• **Given information**:

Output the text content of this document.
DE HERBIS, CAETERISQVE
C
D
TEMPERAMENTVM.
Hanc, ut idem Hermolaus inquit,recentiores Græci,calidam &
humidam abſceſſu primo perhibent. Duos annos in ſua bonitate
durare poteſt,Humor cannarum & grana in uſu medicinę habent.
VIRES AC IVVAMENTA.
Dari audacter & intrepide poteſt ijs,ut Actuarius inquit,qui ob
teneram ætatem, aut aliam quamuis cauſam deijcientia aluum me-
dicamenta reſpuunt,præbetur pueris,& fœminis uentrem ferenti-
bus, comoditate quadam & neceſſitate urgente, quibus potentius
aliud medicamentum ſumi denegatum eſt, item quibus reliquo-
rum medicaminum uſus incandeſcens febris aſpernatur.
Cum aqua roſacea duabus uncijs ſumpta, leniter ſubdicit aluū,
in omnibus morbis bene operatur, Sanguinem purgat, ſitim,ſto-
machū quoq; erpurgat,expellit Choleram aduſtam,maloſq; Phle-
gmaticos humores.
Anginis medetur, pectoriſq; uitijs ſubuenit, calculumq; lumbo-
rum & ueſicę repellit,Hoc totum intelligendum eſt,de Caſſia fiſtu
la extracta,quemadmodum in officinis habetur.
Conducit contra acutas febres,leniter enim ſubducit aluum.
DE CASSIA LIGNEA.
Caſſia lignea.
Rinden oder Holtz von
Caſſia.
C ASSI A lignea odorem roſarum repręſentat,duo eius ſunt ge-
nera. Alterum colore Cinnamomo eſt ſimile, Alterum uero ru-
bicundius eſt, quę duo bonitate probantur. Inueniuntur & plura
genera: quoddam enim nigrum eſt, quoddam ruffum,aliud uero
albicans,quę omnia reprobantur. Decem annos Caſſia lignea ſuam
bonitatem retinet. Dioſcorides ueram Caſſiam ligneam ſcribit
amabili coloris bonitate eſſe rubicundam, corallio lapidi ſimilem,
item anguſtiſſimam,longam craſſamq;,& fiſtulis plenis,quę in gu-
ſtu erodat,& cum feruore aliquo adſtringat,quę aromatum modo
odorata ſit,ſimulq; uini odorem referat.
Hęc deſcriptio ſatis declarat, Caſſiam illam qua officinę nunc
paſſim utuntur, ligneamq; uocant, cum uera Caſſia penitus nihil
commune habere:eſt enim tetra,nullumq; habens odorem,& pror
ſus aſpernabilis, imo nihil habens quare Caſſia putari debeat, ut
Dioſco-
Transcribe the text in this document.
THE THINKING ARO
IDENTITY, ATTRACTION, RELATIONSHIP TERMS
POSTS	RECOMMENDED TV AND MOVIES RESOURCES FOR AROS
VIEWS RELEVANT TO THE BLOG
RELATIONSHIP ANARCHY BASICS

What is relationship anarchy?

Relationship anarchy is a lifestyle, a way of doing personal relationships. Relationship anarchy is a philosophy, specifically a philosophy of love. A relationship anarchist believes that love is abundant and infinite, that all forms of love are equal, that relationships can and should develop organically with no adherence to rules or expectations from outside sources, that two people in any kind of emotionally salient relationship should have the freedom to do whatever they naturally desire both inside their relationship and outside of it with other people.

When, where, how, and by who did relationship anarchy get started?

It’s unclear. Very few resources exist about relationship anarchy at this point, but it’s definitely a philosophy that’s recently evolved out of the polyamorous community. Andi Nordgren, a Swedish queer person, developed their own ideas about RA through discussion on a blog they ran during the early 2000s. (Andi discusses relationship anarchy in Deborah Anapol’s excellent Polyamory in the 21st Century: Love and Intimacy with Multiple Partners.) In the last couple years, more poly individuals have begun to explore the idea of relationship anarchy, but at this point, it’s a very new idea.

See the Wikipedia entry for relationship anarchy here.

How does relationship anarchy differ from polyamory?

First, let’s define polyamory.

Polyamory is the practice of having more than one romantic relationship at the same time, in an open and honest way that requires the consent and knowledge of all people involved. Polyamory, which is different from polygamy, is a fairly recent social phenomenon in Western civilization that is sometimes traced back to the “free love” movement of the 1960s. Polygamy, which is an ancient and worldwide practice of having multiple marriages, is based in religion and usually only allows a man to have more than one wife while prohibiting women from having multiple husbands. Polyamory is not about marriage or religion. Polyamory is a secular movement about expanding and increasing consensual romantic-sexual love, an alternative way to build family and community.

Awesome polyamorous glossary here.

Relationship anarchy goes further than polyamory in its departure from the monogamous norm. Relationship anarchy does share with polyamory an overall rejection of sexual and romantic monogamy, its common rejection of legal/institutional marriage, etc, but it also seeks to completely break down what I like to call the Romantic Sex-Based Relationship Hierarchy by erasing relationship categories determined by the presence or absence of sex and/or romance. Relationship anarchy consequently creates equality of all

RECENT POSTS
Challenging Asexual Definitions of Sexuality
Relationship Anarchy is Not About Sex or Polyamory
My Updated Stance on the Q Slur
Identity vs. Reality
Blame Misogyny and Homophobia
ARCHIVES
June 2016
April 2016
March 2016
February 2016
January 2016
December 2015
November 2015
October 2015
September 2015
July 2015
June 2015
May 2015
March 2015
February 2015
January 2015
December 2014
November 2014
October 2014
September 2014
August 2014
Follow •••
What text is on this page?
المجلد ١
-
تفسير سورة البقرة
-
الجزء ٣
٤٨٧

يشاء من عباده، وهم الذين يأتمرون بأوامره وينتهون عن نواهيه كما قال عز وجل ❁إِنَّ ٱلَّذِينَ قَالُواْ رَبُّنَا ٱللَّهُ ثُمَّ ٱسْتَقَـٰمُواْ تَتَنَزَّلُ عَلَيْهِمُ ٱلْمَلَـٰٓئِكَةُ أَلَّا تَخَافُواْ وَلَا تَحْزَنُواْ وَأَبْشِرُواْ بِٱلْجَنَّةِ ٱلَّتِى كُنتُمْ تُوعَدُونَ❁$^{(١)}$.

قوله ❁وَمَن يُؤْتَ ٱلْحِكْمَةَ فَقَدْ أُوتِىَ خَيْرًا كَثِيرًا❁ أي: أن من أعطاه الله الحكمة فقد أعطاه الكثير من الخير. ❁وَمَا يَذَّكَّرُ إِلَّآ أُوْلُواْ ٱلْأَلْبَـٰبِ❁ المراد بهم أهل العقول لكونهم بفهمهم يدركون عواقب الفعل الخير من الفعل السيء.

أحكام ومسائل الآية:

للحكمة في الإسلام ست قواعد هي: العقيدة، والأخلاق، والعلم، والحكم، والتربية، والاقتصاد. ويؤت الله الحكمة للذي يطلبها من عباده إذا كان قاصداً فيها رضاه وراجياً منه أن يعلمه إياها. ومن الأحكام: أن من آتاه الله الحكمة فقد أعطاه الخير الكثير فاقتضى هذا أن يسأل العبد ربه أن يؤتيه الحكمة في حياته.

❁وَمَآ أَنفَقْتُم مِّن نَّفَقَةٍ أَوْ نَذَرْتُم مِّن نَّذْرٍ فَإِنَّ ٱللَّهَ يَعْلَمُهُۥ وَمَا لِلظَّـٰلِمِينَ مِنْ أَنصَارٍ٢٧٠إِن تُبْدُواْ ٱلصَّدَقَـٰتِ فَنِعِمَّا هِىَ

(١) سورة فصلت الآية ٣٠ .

• **Exercise aim**: From the listing above, copy out each line where the word "this" appears.

• **Full solution**:
Output the text content of this document.
Transcribe the text in this document.
It’s unclear. Very few resources exist about relationship anarchy at this point, but it’s definitely a philosophy that’s recently evolved out of the polyamorous community. Andi Nordgren, a Swedish queer person, developed their own ideas about RA through discussion on a blog they ran during the early 2000s. (Andi discusses relationship anarchy in Deborah Anapol’s excellent Polyamory in the 21st Century: Love and Intimacy with Multiple Partners.) In the last couple years, more poly individuals have begun to explore the idea of relationship anarchy, but at this point, it’s a very new idea.
What text is on this page?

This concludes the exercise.